[Dataset records]
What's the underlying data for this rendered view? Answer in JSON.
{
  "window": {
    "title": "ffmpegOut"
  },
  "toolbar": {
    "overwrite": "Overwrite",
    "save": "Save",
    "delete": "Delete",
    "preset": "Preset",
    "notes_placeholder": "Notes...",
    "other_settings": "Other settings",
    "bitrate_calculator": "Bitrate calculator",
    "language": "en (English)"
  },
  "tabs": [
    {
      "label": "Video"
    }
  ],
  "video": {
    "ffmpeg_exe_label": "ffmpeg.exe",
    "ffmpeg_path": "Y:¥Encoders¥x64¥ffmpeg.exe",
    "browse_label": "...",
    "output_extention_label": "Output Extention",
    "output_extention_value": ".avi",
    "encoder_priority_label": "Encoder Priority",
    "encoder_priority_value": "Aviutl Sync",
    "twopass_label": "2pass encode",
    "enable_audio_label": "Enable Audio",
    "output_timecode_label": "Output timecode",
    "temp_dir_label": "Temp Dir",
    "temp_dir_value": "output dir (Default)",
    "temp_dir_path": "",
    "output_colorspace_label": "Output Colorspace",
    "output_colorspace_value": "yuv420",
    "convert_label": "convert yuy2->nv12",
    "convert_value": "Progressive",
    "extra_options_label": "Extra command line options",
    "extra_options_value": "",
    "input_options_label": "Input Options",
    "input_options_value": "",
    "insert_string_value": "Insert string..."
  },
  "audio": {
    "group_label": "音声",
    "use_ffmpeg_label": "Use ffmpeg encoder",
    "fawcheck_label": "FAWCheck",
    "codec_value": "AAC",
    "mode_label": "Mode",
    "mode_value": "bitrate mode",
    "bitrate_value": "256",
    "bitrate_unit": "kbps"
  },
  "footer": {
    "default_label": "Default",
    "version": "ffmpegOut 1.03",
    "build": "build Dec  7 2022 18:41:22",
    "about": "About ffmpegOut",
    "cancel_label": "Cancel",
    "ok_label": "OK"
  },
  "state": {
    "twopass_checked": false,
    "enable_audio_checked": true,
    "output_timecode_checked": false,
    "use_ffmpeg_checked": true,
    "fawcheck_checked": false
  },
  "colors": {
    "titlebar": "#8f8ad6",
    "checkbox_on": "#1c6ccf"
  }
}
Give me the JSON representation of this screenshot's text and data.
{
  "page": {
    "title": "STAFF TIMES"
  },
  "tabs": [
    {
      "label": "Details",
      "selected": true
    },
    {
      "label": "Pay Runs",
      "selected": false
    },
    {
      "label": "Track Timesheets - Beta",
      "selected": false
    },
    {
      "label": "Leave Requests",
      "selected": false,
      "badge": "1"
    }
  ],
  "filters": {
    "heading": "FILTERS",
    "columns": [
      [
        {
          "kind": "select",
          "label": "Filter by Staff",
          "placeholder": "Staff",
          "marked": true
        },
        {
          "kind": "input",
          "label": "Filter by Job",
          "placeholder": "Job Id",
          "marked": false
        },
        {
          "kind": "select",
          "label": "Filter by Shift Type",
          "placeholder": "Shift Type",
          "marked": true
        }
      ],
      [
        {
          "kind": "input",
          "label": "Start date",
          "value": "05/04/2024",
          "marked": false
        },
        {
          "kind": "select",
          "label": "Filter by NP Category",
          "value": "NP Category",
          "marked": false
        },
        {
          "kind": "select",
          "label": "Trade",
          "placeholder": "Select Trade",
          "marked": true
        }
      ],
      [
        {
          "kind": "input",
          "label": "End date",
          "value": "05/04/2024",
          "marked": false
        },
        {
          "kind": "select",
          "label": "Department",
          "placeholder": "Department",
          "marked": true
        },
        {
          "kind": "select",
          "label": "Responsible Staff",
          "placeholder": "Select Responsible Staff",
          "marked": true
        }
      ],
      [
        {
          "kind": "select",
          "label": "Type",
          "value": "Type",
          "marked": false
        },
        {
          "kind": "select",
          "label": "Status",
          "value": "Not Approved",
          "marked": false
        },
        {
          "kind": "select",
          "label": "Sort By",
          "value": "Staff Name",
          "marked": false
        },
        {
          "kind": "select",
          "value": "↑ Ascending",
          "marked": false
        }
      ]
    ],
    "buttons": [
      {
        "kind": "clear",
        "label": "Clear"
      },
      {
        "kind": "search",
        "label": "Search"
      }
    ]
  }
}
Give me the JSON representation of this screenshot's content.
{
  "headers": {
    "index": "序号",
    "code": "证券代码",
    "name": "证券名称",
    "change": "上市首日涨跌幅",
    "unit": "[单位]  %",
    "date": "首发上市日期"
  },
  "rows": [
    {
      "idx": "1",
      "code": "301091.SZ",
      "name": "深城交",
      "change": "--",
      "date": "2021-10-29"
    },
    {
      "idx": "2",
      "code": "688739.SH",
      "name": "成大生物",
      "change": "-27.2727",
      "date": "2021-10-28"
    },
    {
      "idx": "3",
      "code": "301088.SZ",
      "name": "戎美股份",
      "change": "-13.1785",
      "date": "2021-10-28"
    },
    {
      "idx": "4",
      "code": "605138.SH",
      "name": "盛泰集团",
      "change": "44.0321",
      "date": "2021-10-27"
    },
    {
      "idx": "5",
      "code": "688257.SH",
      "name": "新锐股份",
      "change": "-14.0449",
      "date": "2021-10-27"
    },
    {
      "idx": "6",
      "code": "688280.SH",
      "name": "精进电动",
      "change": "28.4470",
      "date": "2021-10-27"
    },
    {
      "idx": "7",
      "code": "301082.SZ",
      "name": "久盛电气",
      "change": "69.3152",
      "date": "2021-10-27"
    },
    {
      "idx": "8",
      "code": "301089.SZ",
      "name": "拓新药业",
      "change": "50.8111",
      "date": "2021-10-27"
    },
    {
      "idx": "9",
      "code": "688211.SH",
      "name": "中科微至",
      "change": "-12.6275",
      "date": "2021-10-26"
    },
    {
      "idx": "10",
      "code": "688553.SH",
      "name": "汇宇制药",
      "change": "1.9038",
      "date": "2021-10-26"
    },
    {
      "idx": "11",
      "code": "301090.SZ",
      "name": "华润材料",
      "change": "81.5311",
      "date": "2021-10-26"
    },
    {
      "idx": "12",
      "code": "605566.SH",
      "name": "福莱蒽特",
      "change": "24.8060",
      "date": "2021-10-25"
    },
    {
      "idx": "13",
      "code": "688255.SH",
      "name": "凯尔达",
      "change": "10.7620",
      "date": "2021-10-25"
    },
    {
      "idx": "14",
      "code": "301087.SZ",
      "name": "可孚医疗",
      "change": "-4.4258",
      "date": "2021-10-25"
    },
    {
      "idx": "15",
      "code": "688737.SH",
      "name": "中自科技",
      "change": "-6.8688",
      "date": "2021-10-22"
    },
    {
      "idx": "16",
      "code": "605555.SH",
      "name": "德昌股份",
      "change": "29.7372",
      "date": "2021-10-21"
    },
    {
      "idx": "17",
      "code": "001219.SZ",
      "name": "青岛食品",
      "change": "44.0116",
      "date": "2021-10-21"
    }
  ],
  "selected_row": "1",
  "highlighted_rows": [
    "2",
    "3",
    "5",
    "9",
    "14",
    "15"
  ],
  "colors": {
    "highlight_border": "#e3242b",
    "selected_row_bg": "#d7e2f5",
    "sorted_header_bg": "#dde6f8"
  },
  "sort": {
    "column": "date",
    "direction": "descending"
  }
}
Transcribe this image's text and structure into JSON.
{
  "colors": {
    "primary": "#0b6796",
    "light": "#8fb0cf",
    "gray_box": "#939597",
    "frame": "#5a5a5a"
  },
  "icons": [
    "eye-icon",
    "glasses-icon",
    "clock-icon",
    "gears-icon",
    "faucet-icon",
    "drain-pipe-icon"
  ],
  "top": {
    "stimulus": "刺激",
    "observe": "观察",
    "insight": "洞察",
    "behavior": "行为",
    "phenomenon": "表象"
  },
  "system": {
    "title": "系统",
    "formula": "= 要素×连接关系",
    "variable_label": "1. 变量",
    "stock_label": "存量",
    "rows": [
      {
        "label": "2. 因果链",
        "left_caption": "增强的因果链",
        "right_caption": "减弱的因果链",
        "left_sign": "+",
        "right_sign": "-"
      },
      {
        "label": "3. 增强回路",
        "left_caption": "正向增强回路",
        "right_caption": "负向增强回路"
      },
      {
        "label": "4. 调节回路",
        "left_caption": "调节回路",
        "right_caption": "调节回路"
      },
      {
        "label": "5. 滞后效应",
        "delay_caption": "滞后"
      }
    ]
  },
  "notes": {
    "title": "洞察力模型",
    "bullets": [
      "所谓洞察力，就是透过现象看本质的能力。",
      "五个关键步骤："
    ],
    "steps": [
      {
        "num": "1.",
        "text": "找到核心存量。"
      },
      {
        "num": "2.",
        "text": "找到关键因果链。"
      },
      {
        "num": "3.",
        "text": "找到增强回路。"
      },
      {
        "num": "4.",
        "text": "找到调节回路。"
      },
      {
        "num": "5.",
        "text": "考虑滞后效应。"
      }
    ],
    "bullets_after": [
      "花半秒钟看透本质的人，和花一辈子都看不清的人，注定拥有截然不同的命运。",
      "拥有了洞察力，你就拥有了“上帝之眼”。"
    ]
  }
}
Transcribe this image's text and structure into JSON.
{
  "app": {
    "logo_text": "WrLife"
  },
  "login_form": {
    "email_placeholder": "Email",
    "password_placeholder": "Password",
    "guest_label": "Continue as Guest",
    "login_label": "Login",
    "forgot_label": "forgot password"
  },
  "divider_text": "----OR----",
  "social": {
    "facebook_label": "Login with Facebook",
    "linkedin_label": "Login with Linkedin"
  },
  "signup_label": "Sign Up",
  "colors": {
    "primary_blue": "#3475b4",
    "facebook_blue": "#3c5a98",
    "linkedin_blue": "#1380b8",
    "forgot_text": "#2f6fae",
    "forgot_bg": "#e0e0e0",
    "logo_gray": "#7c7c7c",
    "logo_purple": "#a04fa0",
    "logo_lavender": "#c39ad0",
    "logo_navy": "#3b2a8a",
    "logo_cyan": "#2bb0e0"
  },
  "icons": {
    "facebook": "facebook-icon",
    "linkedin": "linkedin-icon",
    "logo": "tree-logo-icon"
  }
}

→ Work to do:
Report only the number of lines in the records that include the word "screenshot".

→ Answer:
2